Work to do:
Transcribe all the entries word for word, omitting any pictures they contain.

(Extracted data entries)
#####
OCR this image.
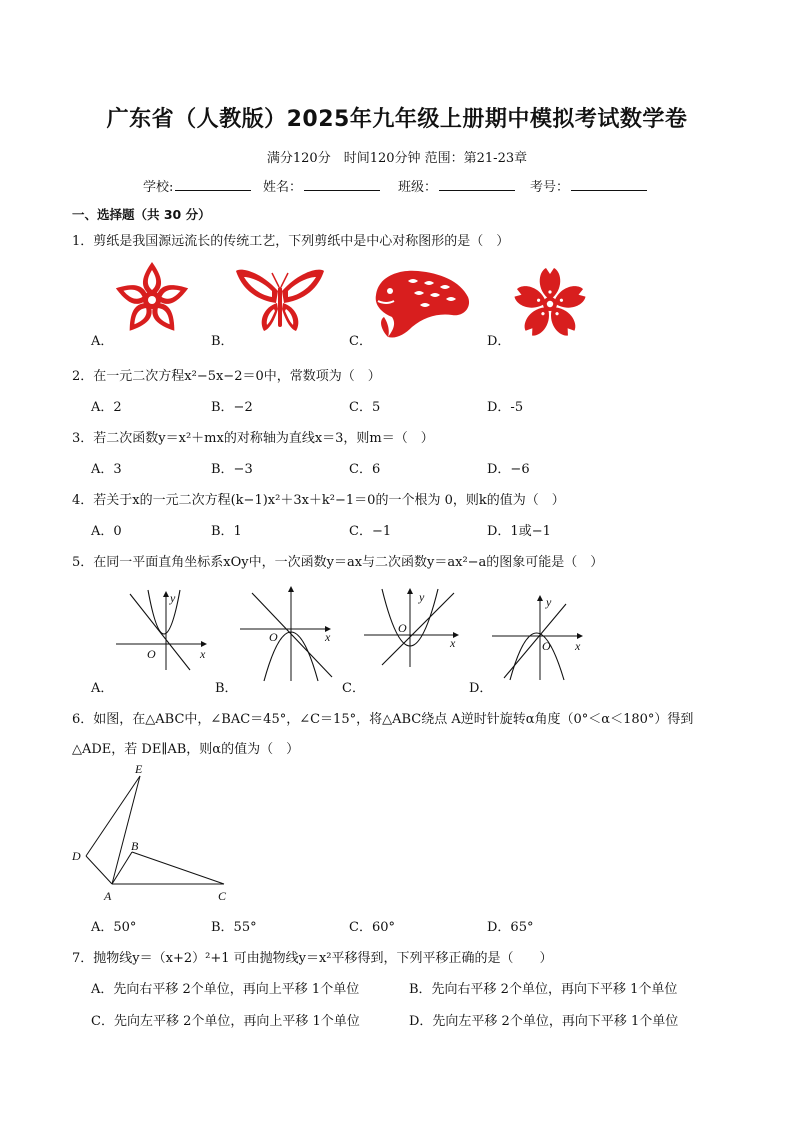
广东省（人教版）2025年九年级上册期中模拟考试数学卷
满分120分　时间120分钟 范围：第21-23章
学校:	姓名：	班级：	考号：
一、选择题（共 30 分）
1．剪纸是我国源远流长的传统工艺，下列剪纸中是中心对称图形的是（　）
A．	B．	C．	D．
2．在一元二次方程x²−5x−2＝0中，常数项为（　）
A．2	B．−2	C．5	D．-5
3．若二次函数y＝x²＋mx的对称轴为直线x＝3，则m＝（　）
A．3	B．−3	C．6	D．−6
4．若关于x的一元二次方程(k−1)x²＋3x＋k²−1＝0的一个根为 0，则k的值为（　）
A．0	B．1	C．−1	D．1或−1
5．在同一平面直角坐标系xOy中，一次函数y＝ax与二次函数y＝ax²−a的图象可能是（　）
y
x
O
x
O
y
x
O
y
x
O
A．	B．	C．	D．
6．如图，在△ABC中，∠BAC＝45°，∠C＝15°，将△ABC绕点 A逆时针旋转α角度（0°＜α＜180°）得到
△ADE，若 DE∥AB，则α的值为（　）
E
D
B
A	C
A．50°	B．55°	C．60°	D．65°
7．抛物线y＝（x+2）²+1 可由抛物线y＝x²平移得到，下列平移正确的是（　　）
A．先向右平移 2个单位，再向上平移 1个单位	B．先向右平移 2个单位，再向下平移 1个单位
C．先向左平移 2个单位，再向上平移 1个单位	D．先向左平移 2个单位，再向下平移 1个单位
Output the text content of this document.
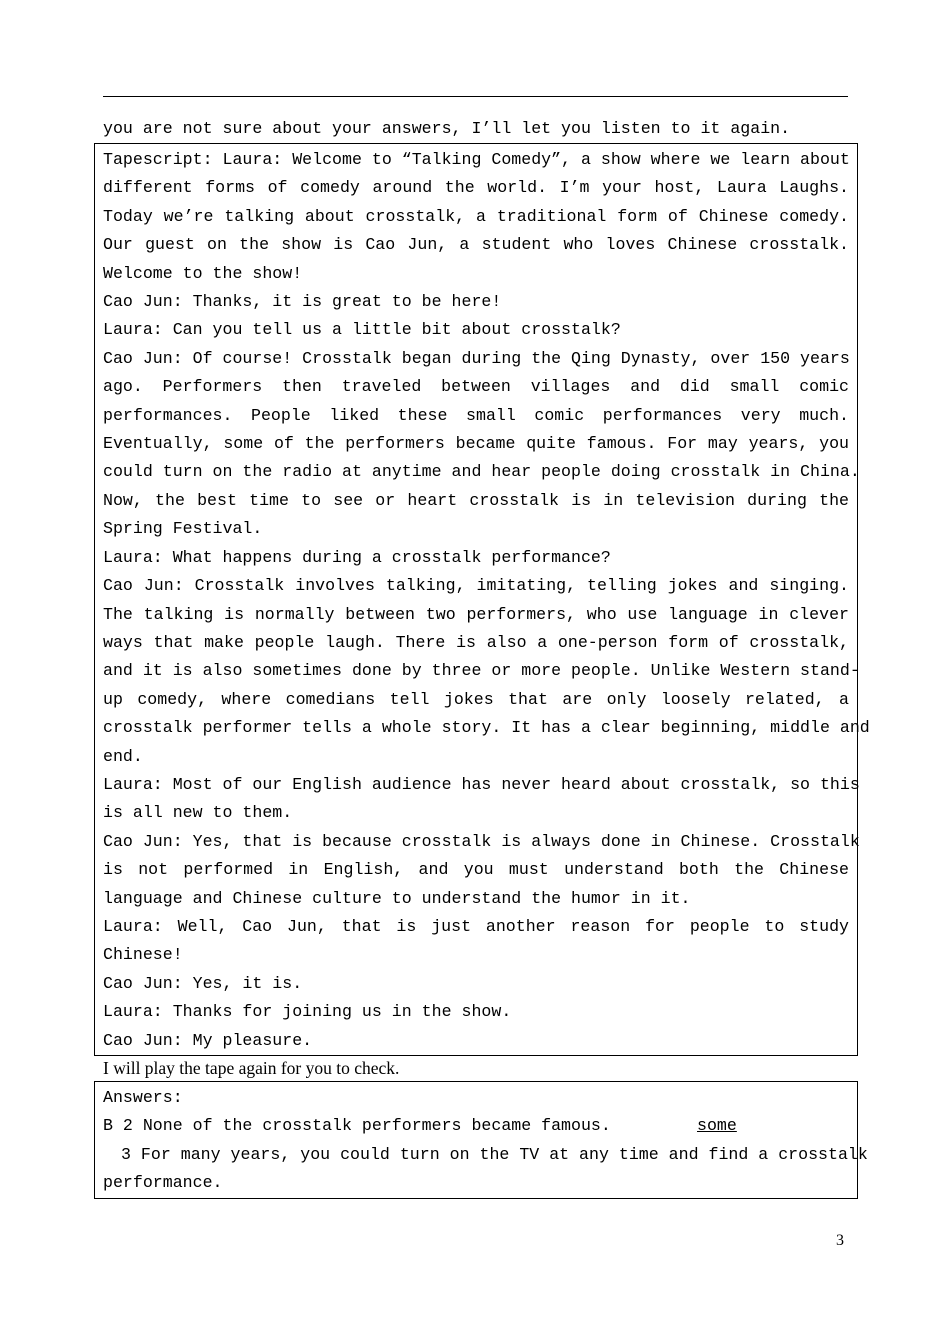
you are not sure about your answers, I’ll let you listen to it again.
Tapescript: Laura: Welcome to “Talking Comedy”, a show where we learn about
different forms of comedy around the world. I’m your host, Laura Laughs.
Today we’re talking about crosstalk, a traditional form of Chinese comedy.
Our guest on the show is Cao Jun, a student who loves Chinese crosstalk.
Welcome to the show!
Cao Jun: Thanks, it is great to be here!
Laura: Can you tell us a little bit about crosstalk?
Cao Jun: Of course! Crosstalk began during the Qing Dynasty, over 150 years
ago. Performers then traveled between villages and did small comic
performances. People liked these small comic performances very much.
Eventually, some of the performers became quite famous. For may years, you
could turn on the radio at anytime and hear people doing crosstalk in China.
Now, the best time to see or heart crosstalk is in television during the
Spring Festival.
Laura: What happens during a crosstalk performance?
Cao Jun: Crosstalk involves talking, imitating, telling jokes and singing.
The talking is normally between two performers, who use language in clever
ways that make people laugh. There is also a one-person form of crosstalk,
and it is also sometimes done by three or more people. Unlike Western stand-
up comedy, where comedians tell jokes that are only loosely related, a
crosstalk performer tells a whole story. It has a clear beginning, middle and
end.
Laura: Most of our English audience has never heard about crosstalk, so this
is all new to them.
Cao Jun: Yes, that is because crosstalk is always done in Chinese. Crosstalk
is not performed in English, and you must understand both the Chinese
language and Chinese culture to understand the humor in it.
Laura: Well, Cao Jun, that is just another reason for people to study
Chinese!
Cao Jun: Yes, it is.
Laura: Thanks for joining us in the show.
Cao Jun: My pleasure.
I will play the tape again for you to check.
Answers:
B 2 None of the crosstalk performers became famous.	some
3 For many years, you could turn on the TV at any time and find a crosstalk
performance.
3
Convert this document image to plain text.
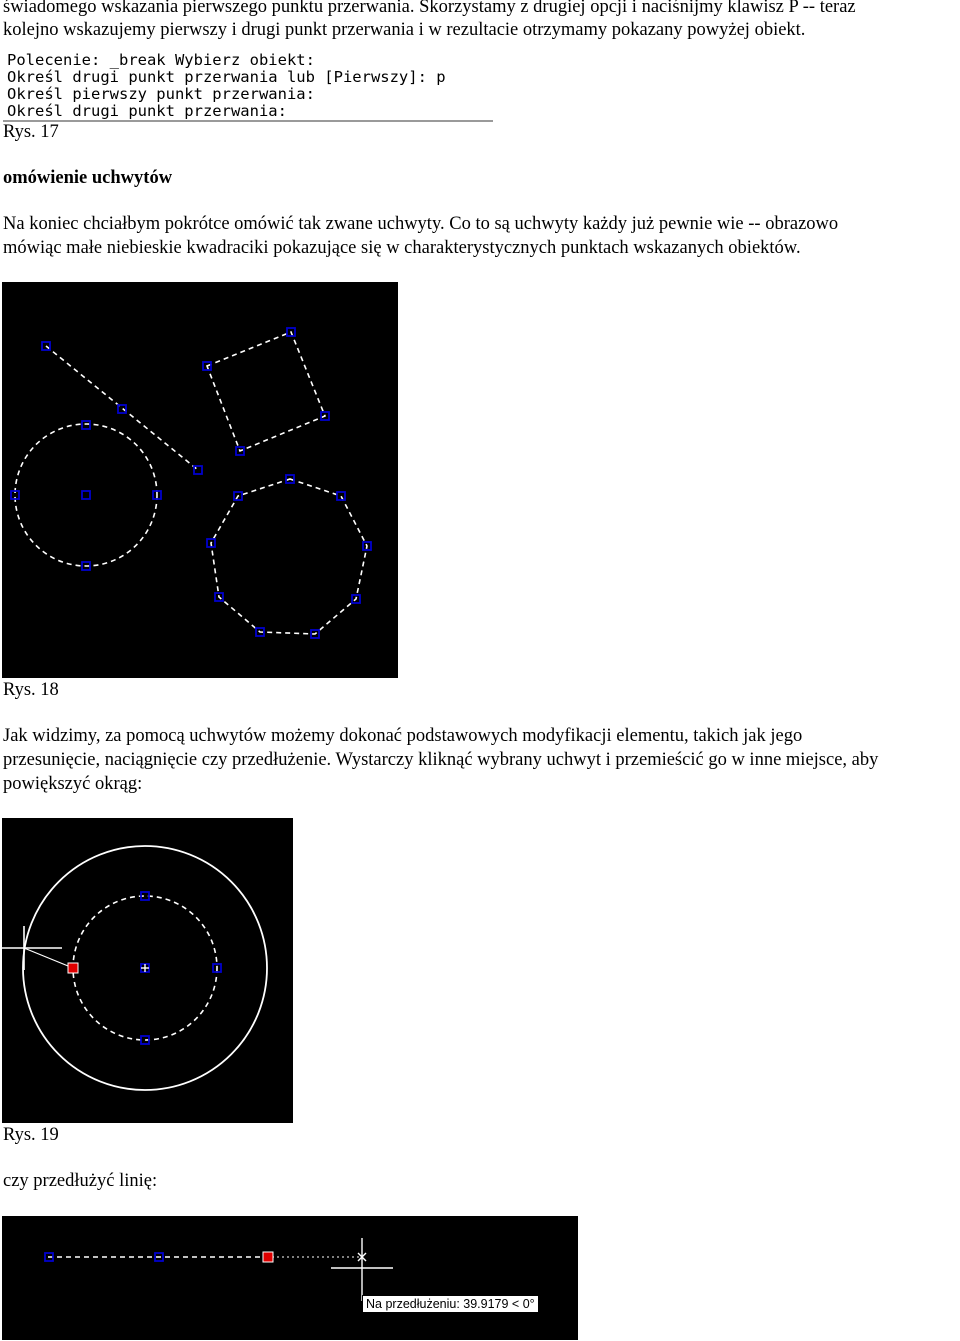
świadomego wskazania pierwszego punktu przerwania. Skorzystamy z drugiej opcji i naciśnijmy klawisz P -- teraz

kolejno wskazujemy pierwszy i drugi punkt przerwania i w rezultacie otrzymamy pokazany powyżej obiekt.

Polecenie: _break Wybierz obiekt:
Określ drugi punkt przerwania lub [Pierwszy]: p
Określ pierwszy punkt przerwania:
Określ drugi punkt przerwania:

Rys. 17

omówienie uchwytów

Na koniec chciałbym pokrótce omówić tak zwane uchwyty. Co to są uchwyty każdy już pewnie wie -- obrazowo

mówiąc małe niebieskie kwadraciki pokazujące się w charakterystycznych punktach wskazanych obiektów.

Rys. 18

Jak widzimy, za pomocą uchwytów możemy dokonać podstawowych modyfikacji elementu, takich jak jego

przesunięcie, naciągnięcie czy przedłużenie. Wystarczy kliknąć wybrany uchwyt i przemieścić go w inne miejsce, aby

powiększyć okrąg:

Rys. 19

czy przedłużyć linię:

Na przedłużeniu: 39.9179 < 0°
#####
Complete output:
OCR this image.
广东省（人教版）2025年九年级上册期中模拟考试数学卷
满分120分　时间120分钟 范围：第21-23章
学校:	姓名：	班级：	考号：
一、选择题（共 30 分）
1．剪纸是我国源远流长的传统工艺，下列剪纸中是中心对称图形的是（　）
A．	B．	C．	D．
2．在一元二次方程x²−5x−2＝0中，常数项为（　）
A．2	B．−2	C．5	D．-5
3．若二次函数y＝x²＋mx的对称轴为直线x＝3，则m＝（　）
A．3	B．−3	C．6	D．−6
4．若关于x的一元二次方程(k−1)x²＋3x＋k²−1＝0的一个根为 0，则k的值为（　）
A．0	B．1	C．−1	D．1或−1
5．在同一平面直角坐标系xOy中，一次函数y＝ax与二次函数y＝ax²−a的图象可能是（　）
y
x
O
x
O
y
x
O
y
x
O
A．	B．	C．	D．
6．如图，在△ABC中，∠BAC＝45°，∠C＝15°，将△ABC绕点 A逆时针旋转α角度（0°＜α＜180°）得到
△ADE，若 DE∥AB，则α的值为（　）
E
D
B
A	C
A．50°	B．55°	C．60°	D．65°
7．抛物线y＝（x+2）²+1 可由抛物线y＝x²平移得到，下列平移正确的是（　　）
A．先向右平移 2个单位，再向上平移 1个单位	B．先向右平移 2个单位，再向下平移 1个单位
C．先向左平移 2个单位，再向上平移 1个单位	D．先向左平移 2个单位，再向下平移 1个单位
Output the text content of this document.
you are not sure about your answers, I’ll let you listen to it again.
Tapescript: Laura: Welcome to “Talking Comedy”, a show where we learn about
different forms of comedy around the world. I’m your host, Laura Laughs.
Today we’re talking about crosstalk, a traditional form of Chinese comedy.
Our guest on the show is Cao Jun, a student who loves Chinese crosstalk.
Welcome to the show!
Cao Jun: Thanks, it is great to be here!
Laura: Can you tell us a little bit about crosstalk?
Cao Jun: Of course! Crosstalk began during the Qing Dynasty, over 150 years
ago. Performers then traveled between villages and did small comic
performances. People liked these small comic performances very much.
Eventually, some of the performers became quite famous. For may years, you
could turn on the radio at anytime and hear people doing crosstalk in China.
Now, the best time to see or heart crosstalk is in television during the
Spring Festival.
Laura: What happens during a crosstalk performance?
Cao Jun: Crosstalk involves talking, imitating, telling jokes and singing.
The talking is normally between two performers, who use language in clever
ways that make people laugh. There is also a one-person form of crosstalk,
and it is also sometimes done by three or more people. Unlike Western stand-
up comedy, where comedians tell jokes that are only loosely related, a
crosstalk performer tells a whole story. It has a clear beginning, middle and
end.
Laura: Most of our English audience has never heard about crosstalk, so this
is all new to them.
Cao Jun: Yes, that is because crosstalk is always done in Chinese. Crosstalk
is not performed in English, and you must understand both the Chinese
language and Chinese culture to understand the humor in it.
Laura: Well, Cao Jun, that is just another reason for people to study
Chinese!
Cao Jun: Yes, it is.
Laura: Thanks for joining us in the show.
Cao Jun: My pleasure.
I will play the tape again for you to check.
Answers:
B 2 None of the crosstalk performers became famous.	some
3 For many years, you could turn on the TV at any time and find a crosstalk
performance.
3
Convert this document image to plain text.
świadomego wskazania pierwszego punktu przerwania. Skorzystamy z drugiej opcji i naciśnijmy klawisz P -- teraz

kolejno wskazujemy pierwszy i drugi punkt przerwania i w rezultacie otrzymamy pokazany powyżej obiekt.

Polecenie: _break Wybierz obiekt:
Określ drugi punkt przerwania lub [Pierwszy]: p
Określ pierwszy punkt przerwania:
Określ drugi punkt przerwania:

Rys. 17

omówienie uchwytów

Na koniec chciałbym pokrótce omówić tak zwane uchwyty. Co to są uchwyty każdy już pewnie wie -- obrazowo

mówiąc małe niebieskie kwadraciki pokazujące się w charakterystycznych punktach wskazanych obiektów.

Rys. 18

Jak widzimy, za pomocą uchwytów możemy dokonać podstawowych modyfikacji elementu, takich jak jego

przesunięcie, naciągnięcie czy przedłużenie. Wystarczy kliknąć wybrany uchwyt i przemieścić go w inne miejsce, aby

powiększyć okrąg:

Rys. 19

czy przedłużyć linię:

Na przedłużeniu: 39.9179 < 0°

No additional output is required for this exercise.